> **Description of the task**: Would you retype all of these records exactly?

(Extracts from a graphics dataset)
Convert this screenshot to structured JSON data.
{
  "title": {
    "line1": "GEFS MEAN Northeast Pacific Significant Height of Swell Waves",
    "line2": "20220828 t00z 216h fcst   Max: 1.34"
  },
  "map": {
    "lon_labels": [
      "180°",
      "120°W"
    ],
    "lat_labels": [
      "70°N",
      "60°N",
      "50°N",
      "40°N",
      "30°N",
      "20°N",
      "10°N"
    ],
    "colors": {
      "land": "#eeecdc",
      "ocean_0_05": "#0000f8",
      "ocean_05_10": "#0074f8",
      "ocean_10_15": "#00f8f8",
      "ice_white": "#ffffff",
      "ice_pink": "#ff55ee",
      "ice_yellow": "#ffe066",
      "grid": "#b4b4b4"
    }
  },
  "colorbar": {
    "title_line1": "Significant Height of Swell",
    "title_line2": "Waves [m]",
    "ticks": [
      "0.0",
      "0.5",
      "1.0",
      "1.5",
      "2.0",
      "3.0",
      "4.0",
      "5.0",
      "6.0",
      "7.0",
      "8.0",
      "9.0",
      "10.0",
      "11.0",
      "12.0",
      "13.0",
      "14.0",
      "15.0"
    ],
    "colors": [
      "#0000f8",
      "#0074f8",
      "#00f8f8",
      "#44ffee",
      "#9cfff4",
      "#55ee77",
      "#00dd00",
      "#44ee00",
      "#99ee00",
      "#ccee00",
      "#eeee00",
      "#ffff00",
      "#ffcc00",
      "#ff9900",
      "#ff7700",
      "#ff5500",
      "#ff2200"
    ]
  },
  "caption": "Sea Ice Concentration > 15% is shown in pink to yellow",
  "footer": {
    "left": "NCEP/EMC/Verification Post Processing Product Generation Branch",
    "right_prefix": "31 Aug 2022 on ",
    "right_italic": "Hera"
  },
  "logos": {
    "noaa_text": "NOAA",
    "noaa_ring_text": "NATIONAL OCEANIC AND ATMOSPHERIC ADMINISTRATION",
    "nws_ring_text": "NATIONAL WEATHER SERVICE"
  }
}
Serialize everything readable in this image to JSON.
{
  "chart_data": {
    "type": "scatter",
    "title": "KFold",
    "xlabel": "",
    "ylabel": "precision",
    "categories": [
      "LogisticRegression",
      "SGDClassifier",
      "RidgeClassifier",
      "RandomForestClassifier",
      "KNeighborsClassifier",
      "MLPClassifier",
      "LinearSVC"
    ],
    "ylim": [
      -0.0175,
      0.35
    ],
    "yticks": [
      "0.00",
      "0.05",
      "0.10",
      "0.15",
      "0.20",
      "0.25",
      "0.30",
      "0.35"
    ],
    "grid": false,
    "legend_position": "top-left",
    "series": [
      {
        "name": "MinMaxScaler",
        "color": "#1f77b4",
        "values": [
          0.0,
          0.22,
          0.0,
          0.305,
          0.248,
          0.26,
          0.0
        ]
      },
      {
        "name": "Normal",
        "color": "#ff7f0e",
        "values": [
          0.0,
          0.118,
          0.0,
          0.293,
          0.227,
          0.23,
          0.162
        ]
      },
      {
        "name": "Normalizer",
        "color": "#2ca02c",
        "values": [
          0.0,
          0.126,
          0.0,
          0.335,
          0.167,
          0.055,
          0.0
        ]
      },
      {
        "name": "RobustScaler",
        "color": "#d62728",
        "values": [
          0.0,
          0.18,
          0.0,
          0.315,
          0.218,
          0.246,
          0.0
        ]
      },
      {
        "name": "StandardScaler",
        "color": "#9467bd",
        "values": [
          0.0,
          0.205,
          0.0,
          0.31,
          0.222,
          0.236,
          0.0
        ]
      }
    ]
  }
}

> **Correct result**:
Convert this screenshot to structured JSON data.
{
  "title": {
    "line1": "GEFS MEAN Northeast Pacific Significant Height of Swell Waves",
    "line2": "20220828 t00z 216h fcst   Max: 1.34"
  },
  "map": {
    "lon_labels": [
      "180°",
      "120°W"
    ],
    "lat_labels": [
      "70°N",
      "60°N",
      "50°N",
      "40°N",
      "30°N",
      "20°N",
      "10°N"
    ],
    "colors": {
      "land": "#eeecdc",
      "ocean_0_05": "#0000f8",
      "ocean_05_10": "#0074f8",
      "ocean_10_15": "#00f8f8",
      "ice_white": "#ffffff",
      "ice_pink": "#ff55ee",
      "ice_yellow": "#ffe066",
      "grid": "#b4b4b4"
    }
  },
  "colorbar": {
    "title_line1": "Significant Height of Swell",
    "title_line2": "Waves [m]",
    "ticks": [
      "0.0",
      "0.5",
      "1.0",
      "1.5",
      "2.0",
      "3.0",
      "4.0",
      "5.0",
      "6.0",
      "7.0",
      "8.0",
      "9.0",
      "10.0",
      "11.0",
      "12.0",
      "13.0",
      "14.0",
      "15.0"
    ],
    "colors": [
      "#0000f8",
      "#0074f8",
      "#00f8f8",
      "#44ffee",
      "#9cfff4",
      "#55ee77",
      "#00dd00",
      "#44ee00",
      "#99ee00",
      "#ccee00",
      "#eeee00",
      "#ffff00",
      "#ffcc00",
      "#ff9900",
      "#ff7700",
      "#ff5500",
      "#ff2200"
    ]
  },
  "caption": "Sea Ice Concentration > 15% is shown in pink to yellow",
  "footer": {
    "left": "NCEP/EMC/Verification Post Processing Product Generation Branch",
    "right_prefix": "31 Aug 2022 on ",
    "right_italic": "Hera"
  },
  "logos": {
    "noaa_text": "NOAA",
    "noaa_ring_text": "NATIONAL OCEANIC AND ATMOSPHERIC ADMINISTRATION",
    "nws_ring_text": "NATIONAL WEATHER SERVICE"
  }
}
Serialize everything readable in this image to JSON.
{
  "chart_data": {
    "type": "scatter",
    "title": "KFold",
    "xlabel": "",
    "ylabel": "precision",
    "categories": [
      "LogisticRegression",
      "SGDClassifier",
      "RidgeClassifier",
      "RandomForestClassifier",
      "KNeighborsClassifier",
      "MLPClassifier",
      "LinearSVC"
    ],
    "ylim": [
      -0.0175,
      0.35
    ],
    "yticks": [
      "0.00",
      "0.05",
      "0.10",
      "0.15",
      "0.20",
      "0.25",
      "0.30",
      "0.35"
    ],
    "grid": false,
    "legend_position": "top-left",
    "series": [
      {
        "name": "MinMaxScaler",
        "color": "#1f77b4",
        "values": [
          0.0,
          0.22,
          0.0,
          0.305,
          0.248,
          0.26,
          0.0
        ]
      },
      {
        "name": "Normal",
        "color": "#ff7f0e",
        "values": [
          0.0,
          0.118,
          0.0,
          0.293,
          0.227,
          0.23,
          0.162
        ]
      },
      {
        "name": "Normalizer",
        "color": "#2ca02c",
        "values": [
          0.0,
          0.126,
          0.0,
          0.335,
          0.167,
          0.055,
          0.0
        ]
      },
      {
        "name": "RobustScaler",
        "color": "#d62728",
        "values": [
          0.0,
          0.18,
          0.0,
          0.315,
          0.218,
          0.246,
          0.0
        ]
      },
      {
        "name": "StandardScaler",
        "color": "#9467bd",
        "values": [
          0.0,
          0.205,
          0.0,
          0.31,
          0.222,
          0.236,
          0.0
        ]
      }
    ]
  }
}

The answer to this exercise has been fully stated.